┏━━
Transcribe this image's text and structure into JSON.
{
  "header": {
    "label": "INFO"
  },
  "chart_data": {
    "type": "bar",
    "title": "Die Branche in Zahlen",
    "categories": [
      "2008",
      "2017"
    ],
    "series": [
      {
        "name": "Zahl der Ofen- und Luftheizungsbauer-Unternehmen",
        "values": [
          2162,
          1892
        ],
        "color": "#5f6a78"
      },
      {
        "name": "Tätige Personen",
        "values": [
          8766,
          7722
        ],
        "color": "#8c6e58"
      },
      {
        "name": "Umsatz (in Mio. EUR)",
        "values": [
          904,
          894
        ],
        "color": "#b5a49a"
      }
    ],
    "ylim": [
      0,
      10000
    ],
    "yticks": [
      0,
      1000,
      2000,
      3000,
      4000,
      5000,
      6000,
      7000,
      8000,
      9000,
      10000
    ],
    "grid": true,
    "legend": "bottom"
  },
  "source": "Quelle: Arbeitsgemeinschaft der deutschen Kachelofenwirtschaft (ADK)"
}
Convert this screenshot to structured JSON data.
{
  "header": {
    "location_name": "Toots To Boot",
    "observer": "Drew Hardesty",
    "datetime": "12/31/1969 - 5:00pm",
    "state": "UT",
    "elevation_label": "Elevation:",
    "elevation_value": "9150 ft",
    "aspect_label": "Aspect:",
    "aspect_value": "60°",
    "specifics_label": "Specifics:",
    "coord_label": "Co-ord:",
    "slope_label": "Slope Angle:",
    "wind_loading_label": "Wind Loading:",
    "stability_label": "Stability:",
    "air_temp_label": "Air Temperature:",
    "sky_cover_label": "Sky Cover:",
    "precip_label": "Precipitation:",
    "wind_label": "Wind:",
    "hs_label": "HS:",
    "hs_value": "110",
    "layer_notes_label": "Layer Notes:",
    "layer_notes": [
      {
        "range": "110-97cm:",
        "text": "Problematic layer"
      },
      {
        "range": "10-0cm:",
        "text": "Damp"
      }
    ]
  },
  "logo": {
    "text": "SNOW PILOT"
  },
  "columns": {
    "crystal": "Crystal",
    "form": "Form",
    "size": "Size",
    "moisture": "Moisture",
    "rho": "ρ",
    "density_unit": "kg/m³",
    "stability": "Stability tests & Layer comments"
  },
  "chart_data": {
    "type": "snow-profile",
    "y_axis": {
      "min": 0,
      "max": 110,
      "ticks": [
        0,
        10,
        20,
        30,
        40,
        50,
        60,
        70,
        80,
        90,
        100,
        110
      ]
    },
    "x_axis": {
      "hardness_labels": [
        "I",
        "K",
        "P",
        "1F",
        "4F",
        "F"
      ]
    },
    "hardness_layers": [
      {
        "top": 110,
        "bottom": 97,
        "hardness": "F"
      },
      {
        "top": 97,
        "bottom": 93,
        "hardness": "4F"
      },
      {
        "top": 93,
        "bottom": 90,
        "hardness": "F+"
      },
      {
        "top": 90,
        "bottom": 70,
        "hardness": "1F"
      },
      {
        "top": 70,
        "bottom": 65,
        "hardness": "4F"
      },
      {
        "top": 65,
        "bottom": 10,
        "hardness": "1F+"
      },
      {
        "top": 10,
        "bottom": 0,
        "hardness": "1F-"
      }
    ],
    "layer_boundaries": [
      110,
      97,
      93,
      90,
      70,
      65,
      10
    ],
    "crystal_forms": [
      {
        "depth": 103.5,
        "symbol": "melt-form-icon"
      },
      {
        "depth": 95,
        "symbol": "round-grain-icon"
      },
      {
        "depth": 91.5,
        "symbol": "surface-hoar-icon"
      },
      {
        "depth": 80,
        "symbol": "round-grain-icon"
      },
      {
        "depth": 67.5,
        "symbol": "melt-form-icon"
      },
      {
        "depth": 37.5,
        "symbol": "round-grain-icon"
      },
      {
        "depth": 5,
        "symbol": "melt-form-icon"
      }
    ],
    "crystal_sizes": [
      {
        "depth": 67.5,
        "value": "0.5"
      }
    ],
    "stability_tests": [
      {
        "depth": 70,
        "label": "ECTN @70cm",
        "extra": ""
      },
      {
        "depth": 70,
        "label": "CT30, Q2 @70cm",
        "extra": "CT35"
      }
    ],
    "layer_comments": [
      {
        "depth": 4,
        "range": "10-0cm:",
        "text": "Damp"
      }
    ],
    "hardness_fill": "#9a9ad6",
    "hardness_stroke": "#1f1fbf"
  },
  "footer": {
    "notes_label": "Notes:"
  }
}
┗━━
Write the material out exactly, with nothing left out.

Solution to this task:
Transcribe this image's text and structure into JSON.
{
  "header": {
    "label": "INFO"
  },
  "chart_data": {
    "type": "bar",
    "title": "Die Branche in Zahlen",
    "categories": [
      "2008",
      "2017"
    ],
    "series": [
      {
        "name": "Zahl der Ofen- und Luftheizungsbauer-Unternehmen",
        "values": [
          2162,
          1892
        ],
        "color": "#5f6a78"
      },
      {
        "name": "Tätige Personen",
        "values": [
          8766,
          7722
        ],
        "color": "#8c6e58"
      },
      {
        "name": "Umsatz (in Mio. EUR)",
        "values": [
          904,
          894
        ],
        "color": "#b5a49a"
      }
    ],
    "ylim": [
      0,
      10000
    ],
    "yticks": [
      0,
      1000,
      2000,
      3000,
      4000,
      5000,
      6000,
      7000,
      8000,
      9000,
      10000
    ],
    "grid": true,
    "legend": "bottom"
  },
  "source": "Quelle: Arbeitsgemeinschaft der deutschen Kachelofenwirtschaft (ADK)"
}
Convert this screenshot to structured JSON data.
{
  "header": {
    "location_name": "Toots To Boot",
    "observer": "Drew Hardesty",
    "datetime": "12/31/1969 - 5:00pm",
    "state": "UT",
    "elevation_label": "Elevation:",
    "elevation_value": "9150 ft",
    "aspect_label": "Aspect:",
    "aspect_value": "60°",
    "specifics_label": "Specifics:",
    "coord_label": "Co-ord:",
    "slope_label": "Slope Angle:",
    "wind_loading_label": "Wind Loading:",
    "stability_label": "Stability:",
    "air_temp_label": "Air Temperature:",
    "sky_cover_label": "Sky Cover:",
    "precip_label": "Precipitation:",
    "wind_label": "Wind:",
    "hs_label": "HS:",
    "hs_value": "110",
    "layer_notes_label": "Layer Notes:",
    "layer_notes": [
      {
        "range": "110-97cm:",
        "text": "Problematic layer"
      },
      {
        "range": "10-0cm:",
        "text": "Damp"
      }
    ]
  },
  "logo": {
    "text": "SNOW PILOT"
  },
  "columns": {
    "crystal": "Crystal",
    "form": "Form",
    "size": "Size",
    "moisture": "Moisture",
    "rho": "ρ",
    "density_unit": "kg/m³",
    "stability": "Stability tests & Layer comments"
  },
  "chart_data": {
    "type": "snow-profile",
    "y_axis": {
      "min": 0,
      "max": 110,
      "ticks": [
        0,
        10,
        20,
        30,
        40,
        50,
        60,
        70,
        80,
        90,
        100,
        110
      ]
    },
    "x_axis": {
      "hardness_labels": [
        "I",
        "K",
        "P",
        "1F",
        "4F",
        "F"
      ]
    },
    "hardness_layers": [
      {
        "top": 110,
        "bottom": 97,
        "hardness": "F"
      },
      {
        "top": 97,
        "bottom": 93,
        "hardness": "4F"
      },
      {
        "top": 93,
        "bottom": 90,
        "hardness": "F+"
      },
      {
        "top": 90,
        "bottom": 70,
        "hardness": "1F"
      },
      {
        "top": 70,
        "bottom": 65,
        "hardness": "4F"
      },
      {
        "top": 65,
        "bottom": 10,
        "hardness": "1F+"
      },
      {
        "top": 10,
        "bottom": 0,
        "hardness": "1F-"
      }
    ],
    "layer_boundaries": [
      110,
      97,
      93,
      90,
      70,
      65,
      10
    ],
    "crystal_forms": [
      {
        "depth": 103.5,
        "symbol": "melt-form-icon"
      },
      {
        "depth": 95,
        "symbol": "round-grain-icon"
      },
      {
        "depth": 91.5,
        "symbol": "surface-hoar-icon"
      },
      {
        "depth": 80,
        "symbol": "round-grain-icon"
      },
      {
        "depth": 67.5,
        "symbol": "melt-form-icon"
      },
      {
        "depth": 37.5,
        "symbol": "round-grain-icon"
      },
      {
        "depth": 5,
        "symbol": "melt-form-icon"
      }
    ],
    "crystal_sizes": [
      {
        "depth": 67.5,
        "value": "0.5"
      }
    ],
    "stability_tests": [
      {
        "depth": 70,
        "label": "ECTN @70cm",
        "extra": ""
      },
      {
        "depth": 70,
        "label": "CT30, Q2 @70cm",
        "extra": "CT35"
      }
    ],
    "layer_comments": [
      {
        "depth": 4,
        "range": "10-0cm:",
        "text": "Damp"
      }
    ],
    "hardness_fill": "#9a9ad6",
    "hardness_stroke": "#1f1fbf"
  },
  "footer": {
    "notes_label": "Notes:"
  }
}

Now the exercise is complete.